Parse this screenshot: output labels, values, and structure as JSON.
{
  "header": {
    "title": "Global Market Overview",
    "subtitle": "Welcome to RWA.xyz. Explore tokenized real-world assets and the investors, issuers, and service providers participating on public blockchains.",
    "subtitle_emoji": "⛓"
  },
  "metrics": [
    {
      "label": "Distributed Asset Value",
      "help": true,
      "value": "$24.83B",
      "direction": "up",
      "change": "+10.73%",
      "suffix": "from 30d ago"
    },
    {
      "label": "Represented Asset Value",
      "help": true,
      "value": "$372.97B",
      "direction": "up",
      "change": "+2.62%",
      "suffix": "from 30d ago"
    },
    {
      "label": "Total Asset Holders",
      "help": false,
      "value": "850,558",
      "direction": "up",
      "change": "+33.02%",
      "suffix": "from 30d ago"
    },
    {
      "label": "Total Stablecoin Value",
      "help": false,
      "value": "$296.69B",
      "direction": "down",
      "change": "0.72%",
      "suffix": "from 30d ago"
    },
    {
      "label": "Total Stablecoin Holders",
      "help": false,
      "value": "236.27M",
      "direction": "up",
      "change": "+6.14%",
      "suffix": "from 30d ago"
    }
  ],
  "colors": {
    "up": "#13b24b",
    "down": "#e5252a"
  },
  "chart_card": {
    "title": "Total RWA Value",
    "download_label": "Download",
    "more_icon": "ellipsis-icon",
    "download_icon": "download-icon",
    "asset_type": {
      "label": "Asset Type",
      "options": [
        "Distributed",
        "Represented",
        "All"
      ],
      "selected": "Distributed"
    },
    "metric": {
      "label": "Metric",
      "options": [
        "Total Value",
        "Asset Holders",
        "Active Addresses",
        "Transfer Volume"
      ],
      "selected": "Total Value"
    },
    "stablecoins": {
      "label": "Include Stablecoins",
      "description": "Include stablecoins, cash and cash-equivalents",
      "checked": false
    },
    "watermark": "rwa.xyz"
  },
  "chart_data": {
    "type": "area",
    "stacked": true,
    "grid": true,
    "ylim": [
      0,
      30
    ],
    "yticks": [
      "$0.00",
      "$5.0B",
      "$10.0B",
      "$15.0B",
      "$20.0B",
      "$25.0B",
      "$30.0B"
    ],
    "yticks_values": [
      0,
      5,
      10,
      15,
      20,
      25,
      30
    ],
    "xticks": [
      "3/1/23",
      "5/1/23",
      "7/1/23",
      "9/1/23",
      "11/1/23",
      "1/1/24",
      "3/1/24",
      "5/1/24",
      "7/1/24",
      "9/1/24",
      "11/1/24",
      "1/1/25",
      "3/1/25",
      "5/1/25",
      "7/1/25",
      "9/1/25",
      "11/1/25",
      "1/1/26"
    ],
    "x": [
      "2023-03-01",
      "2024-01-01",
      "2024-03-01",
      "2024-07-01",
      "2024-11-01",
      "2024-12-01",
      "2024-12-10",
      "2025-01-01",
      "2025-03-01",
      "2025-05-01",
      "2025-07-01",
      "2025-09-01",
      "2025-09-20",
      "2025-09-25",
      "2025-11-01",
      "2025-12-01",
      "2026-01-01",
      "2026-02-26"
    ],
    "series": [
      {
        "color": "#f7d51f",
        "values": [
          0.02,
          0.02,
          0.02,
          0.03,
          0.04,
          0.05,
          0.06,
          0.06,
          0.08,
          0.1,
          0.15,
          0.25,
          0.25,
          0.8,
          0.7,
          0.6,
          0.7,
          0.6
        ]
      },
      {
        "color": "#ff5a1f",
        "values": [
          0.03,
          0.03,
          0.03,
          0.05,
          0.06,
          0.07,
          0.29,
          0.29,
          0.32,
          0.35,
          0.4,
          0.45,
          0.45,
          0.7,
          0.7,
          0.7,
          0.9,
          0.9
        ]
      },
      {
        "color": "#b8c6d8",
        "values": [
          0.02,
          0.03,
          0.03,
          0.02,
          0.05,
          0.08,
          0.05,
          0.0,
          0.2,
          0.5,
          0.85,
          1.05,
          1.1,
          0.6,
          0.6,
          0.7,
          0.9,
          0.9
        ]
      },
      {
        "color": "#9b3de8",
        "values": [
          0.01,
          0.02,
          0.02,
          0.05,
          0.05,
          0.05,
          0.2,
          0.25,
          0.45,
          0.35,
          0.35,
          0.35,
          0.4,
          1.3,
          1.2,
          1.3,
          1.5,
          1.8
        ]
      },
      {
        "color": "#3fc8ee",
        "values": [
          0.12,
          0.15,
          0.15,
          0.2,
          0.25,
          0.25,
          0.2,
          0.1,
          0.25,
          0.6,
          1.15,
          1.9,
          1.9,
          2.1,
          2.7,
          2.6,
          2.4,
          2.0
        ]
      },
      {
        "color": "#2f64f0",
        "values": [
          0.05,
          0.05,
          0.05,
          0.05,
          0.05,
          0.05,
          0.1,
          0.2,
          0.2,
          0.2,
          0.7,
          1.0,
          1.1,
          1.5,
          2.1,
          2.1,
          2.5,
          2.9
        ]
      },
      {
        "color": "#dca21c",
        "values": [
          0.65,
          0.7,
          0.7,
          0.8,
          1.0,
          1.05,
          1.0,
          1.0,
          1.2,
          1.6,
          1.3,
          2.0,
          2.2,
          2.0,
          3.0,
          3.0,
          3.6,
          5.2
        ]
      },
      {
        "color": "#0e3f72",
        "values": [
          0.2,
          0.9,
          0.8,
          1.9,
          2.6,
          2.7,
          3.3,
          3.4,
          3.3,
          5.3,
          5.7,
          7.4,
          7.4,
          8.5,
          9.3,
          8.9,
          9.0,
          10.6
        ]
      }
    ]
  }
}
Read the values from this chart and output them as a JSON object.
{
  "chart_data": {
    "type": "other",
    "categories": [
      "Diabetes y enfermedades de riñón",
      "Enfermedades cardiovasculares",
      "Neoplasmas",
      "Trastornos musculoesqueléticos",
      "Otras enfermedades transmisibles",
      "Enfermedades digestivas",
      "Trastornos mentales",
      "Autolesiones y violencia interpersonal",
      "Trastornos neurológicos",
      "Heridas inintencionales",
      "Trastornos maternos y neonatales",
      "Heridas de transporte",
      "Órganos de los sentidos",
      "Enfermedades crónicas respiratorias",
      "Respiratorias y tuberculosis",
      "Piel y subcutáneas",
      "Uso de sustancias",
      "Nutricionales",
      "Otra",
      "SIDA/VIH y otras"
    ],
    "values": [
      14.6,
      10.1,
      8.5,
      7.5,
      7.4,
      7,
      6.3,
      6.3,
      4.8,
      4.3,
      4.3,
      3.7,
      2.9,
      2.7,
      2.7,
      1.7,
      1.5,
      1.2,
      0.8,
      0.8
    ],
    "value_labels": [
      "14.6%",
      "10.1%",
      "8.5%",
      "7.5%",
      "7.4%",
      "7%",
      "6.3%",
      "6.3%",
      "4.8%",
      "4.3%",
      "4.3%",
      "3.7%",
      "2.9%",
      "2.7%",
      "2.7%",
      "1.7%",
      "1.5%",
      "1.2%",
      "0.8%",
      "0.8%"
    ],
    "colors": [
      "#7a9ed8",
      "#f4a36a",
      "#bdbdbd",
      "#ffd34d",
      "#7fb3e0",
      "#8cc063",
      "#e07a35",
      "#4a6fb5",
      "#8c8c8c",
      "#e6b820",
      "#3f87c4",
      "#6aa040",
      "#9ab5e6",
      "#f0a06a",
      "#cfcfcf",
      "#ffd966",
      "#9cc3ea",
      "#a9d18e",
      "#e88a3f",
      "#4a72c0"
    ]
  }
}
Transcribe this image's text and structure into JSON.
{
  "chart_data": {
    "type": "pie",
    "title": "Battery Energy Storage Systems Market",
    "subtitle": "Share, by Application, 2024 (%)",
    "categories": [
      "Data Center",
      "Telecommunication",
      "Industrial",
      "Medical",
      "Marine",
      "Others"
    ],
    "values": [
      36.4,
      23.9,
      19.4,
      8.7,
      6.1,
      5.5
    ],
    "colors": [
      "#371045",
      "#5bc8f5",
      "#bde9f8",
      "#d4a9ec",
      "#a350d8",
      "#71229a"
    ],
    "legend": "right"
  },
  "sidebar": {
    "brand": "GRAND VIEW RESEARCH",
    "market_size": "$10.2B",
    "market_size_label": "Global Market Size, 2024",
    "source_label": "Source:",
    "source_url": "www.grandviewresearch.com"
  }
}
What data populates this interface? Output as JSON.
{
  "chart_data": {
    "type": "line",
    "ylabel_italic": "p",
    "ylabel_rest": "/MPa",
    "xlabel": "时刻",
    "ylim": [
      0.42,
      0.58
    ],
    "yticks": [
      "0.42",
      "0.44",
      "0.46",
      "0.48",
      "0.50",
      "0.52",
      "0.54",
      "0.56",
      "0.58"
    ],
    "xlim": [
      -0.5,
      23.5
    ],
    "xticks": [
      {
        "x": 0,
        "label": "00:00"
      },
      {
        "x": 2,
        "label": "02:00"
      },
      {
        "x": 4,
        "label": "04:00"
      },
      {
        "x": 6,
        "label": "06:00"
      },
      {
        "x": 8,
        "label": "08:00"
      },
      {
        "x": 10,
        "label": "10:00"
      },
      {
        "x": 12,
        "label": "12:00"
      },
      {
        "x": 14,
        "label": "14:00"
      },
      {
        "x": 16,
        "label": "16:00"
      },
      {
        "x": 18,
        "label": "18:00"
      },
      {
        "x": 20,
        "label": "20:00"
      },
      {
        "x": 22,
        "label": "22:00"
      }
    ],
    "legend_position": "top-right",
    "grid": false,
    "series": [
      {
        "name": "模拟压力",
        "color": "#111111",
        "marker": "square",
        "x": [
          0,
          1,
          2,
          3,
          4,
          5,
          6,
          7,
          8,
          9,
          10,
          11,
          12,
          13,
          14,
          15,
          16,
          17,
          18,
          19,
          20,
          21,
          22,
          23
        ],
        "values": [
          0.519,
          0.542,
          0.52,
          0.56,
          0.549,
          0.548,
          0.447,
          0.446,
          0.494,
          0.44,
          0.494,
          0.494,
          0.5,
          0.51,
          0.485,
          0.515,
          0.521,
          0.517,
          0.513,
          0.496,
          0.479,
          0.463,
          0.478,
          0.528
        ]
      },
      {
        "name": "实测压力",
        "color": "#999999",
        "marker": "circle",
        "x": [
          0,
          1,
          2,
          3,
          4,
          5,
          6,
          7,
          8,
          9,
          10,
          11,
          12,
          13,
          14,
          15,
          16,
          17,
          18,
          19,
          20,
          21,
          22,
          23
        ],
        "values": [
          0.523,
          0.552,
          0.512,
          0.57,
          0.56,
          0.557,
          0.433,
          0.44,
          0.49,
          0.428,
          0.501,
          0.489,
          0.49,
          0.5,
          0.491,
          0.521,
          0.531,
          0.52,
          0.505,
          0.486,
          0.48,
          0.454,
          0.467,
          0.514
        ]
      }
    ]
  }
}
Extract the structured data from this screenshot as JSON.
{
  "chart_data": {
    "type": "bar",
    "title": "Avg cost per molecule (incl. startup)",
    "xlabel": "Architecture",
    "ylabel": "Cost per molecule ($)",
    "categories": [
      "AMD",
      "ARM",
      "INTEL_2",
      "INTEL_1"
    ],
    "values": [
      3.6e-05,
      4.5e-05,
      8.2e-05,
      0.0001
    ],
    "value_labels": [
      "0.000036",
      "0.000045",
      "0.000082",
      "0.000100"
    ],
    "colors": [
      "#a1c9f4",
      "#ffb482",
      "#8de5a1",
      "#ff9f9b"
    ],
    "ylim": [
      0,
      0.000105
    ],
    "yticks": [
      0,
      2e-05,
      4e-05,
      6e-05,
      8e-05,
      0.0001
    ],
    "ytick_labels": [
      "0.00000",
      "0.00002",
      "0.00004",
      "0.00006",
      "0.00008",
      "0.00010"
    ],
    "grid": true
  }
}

YOUR OBJECTIVE >> Collect each line holding the string "icon".

PROBLEM SOLUTION >>
    "more_icon": "ellipsis-icon",
    "download_icon": "download-icon",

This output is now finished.